Entries from a visual dataset
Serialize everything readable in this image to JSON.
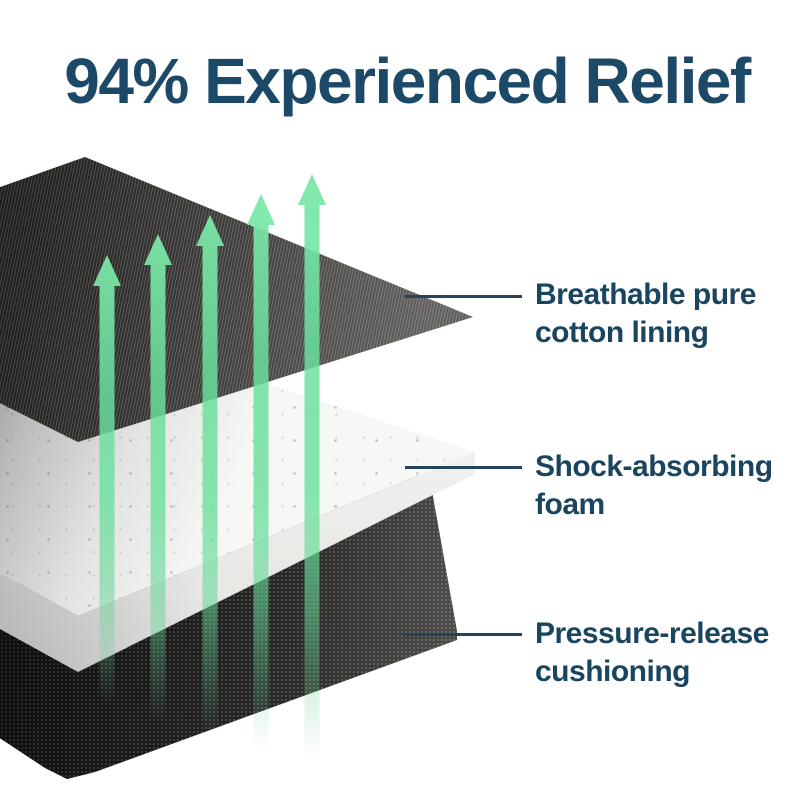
{
  "headline": "94% Experienced Relief",
  "diagram": {
    "layers": [
      {
        "id": "cotton-lining",
        "label": "Breathable pure\ncotton lining"
      },
      {
        "id": "foam",
        "label": "Shock-absorbing\nfoam"
      },
      {
        "id": "cushioning",
        "label": "Pressure-release\ncushioning"
      }
    ],
    "arrows": {
      "count": 5,
      "direction": "up"
    }
  },
  "colors": {
    "heading_navy": "#1d4968",
    "label_navy": "#1a455f",
    "leader_line": "#24435c",
    "arrow_green": "#6ae09c",
    "foam_white": "#f7f7f5",
    "fabric_dark": "#282725",
    "mat_dark": "#1d1d1d"
  }
}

- _Your goal_
Can you retype every record above exactly, leaving out the pictures?

- _Completed exercise_
Serialize everything readable in this image to JSON.
{
  "headline": "94% Experienced Relief",
  "diagram": {
    "layers": [
      {
        "id": "cotton-lining",
        "label": "Breathable pure\ncotton lining"
      },
      {
        "id": "foam",
        "label": "Shock-absorbing\nfoam"
      },
      {
        "id": "cushioning",
        "label": "Pressure-release\ncushioning"
      }
    ],
    "arrows": {
      "count": 5,
      "direction": "up"
    }
  },
  "colors": {
    "heading_navy": "#1d4968",
    "label_navy": "#1a455f",
    "leader_line": "#24435c",
    "arrow_green": "#6ae09c",
    "foam_white": "#f7f7f5",
    "fabric_dark": "#282725",
    "mat_dark": "#1d1d1d"
  }
}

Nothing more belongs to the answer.